# The exercise:
Extract every record, keeping each one exactly as it is.

# Given data:
==============================

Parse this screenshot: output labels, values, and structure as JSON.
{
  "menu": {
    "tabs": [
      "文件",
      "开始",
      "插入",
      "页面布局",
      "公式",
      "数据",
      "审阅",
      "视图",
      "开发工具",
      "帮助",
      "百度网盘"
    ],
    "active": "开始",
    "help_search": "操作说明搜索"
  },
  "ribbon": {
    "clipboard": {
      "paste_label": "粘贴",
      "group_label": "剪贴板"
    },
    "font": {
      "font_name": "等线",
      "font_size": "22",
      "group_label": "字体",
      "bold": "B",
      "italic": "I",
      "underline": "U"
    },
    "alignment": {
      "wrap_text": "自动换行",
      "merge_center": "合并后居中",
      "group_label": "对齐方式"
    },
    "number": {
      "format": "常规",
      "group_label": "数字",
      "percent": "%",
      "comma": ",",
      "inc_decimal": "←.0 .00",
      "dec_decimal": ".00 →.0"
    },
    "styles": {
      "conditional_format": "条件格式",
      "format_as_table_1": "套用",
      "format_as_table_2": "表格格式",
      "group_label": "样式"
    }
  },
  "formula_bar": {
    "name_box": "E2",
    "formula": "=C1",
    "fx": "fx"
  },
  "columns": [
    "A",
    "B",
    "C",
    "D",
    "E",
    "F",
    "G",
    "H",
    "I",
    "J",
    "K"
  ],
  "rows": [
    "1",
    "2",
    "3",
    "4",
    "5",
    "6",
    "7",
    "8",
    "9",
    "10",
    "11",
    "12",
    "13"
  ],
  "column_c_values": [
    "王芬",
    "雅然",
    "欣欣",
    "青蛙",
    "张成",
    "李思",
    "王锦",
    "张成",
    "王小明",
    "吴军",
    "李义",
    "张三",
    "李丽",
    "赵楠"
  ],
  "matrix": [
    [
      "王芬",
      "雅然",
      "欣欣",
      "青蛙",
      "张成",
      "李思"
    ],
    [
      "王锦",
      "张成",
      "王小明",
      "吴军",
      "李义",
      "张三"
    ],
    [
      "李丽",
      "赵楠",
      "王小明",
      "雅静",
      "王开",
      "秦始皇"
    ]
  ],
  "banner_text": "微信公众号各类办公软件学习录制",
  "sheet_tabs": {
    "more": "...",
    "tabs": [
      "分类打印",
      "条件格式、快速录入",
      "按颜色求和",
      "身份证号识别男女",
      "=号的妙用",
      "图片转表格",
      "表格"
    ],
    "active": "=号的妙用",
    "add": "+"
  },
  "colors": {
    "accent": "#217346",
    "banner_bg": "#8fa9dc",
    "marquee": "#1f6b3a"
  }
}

==============================

# Solution to the exercise:
Parse this screenshot: output labels, values, and structure as JSON.
{
  "menu": {
    "tabs": [
      "文件",
      "开始",
      "插入",
      "页面布局",
      "公式",
      "数据",
      "审阅",
      "视图",
      "开发工具",
      "帮助",
      "百度网盘"
    ],
    "active": "开始",
    "help_search": "操作说明搜索"
  },
  "ribbon": {
    "clipboard": {
      "paste_label": "粘贴",
      "group_label": "剪贴板"
    },
    "font": {
      "font_name": "等线",
      "font_size": "22",
      "group_label": "字体",
      "bold": "B",
      "italic": "I",
      "underline": "U"
    },
    "alignment": {
      "wrap_text": "自动换行",
      "merge_center": "合并后居中",
      "group_label": "对齐方式"
    },
    "number": {
      "format": "常规",
      "group_label": "数字",
      "percent": "%",
      "comma": ",",
      "inc_decimal": "←.0 .00",
      "dec_decimal": ".00 →.0"
    },
    "styles": {
      "conditional_format": "条件格式",
      "format_as_table_1": "套用",
      "format_as_table_2": "表格格式",
      "group_label": "样式"
    }
  },
  "formula_bar": {
    "name_box": "E2",
    "formula": "=C1",
    "fx": "fx"
  },
  "columns": [
    "A",
    "B",
    "C",
    "D",
    "E",
    "F",
    "G",
    "H",
    "I",
    "J",
    "K"
  ],
  "rows": [
    "1",
    "2",
    "3",
    "4",
    "5",
    "6",
    "7",
    "8",
    "9",
    "10",
    "11",
    "12",
    "13"
  ],
  "column_c_values": [
    "王芬",
    "雅然",
    "欣欣",
    "青蛙",
    "张成",
    "李思",
    "王锦",
    "张成",
    "王小明",
    "吴军",
    "李义",
    "张三",
    "李丽",
    "赵楠"
  ],
  "matrix": [
    [
      "王芬",
      "雅然",
      "欣欣",
      "青蛙",
      "张成",
      "李思"
    ],
    [
      "王锦",
      "张成",
      "王小明",
      "吴军",
      "李义",
      "张三"
    ],
    [
      "李丽",
      "赵楠",
      "王小明",
      "雅静",
      "王开",
      "秦始皇"
    ]
  ],
  "banner_text": "微信公众号各类办公软件学习录制",
  "sheet_tabs": {
    "more": "...",
    "tabs": [
      "分类打印",
      "条件格式、快速录入",
      "按颜色求和",
      "身份证号识别男女",
      "=号的妙用",
      "图片转表格",
      "表格"
    ],
    "active": "=号的妙用",
    "add": "+"
  },
  "colors": {
    "accent": "#217346",
    "banner_bg": "#8fa9dc",
    "marquee": "#1f6b3a"
  }
}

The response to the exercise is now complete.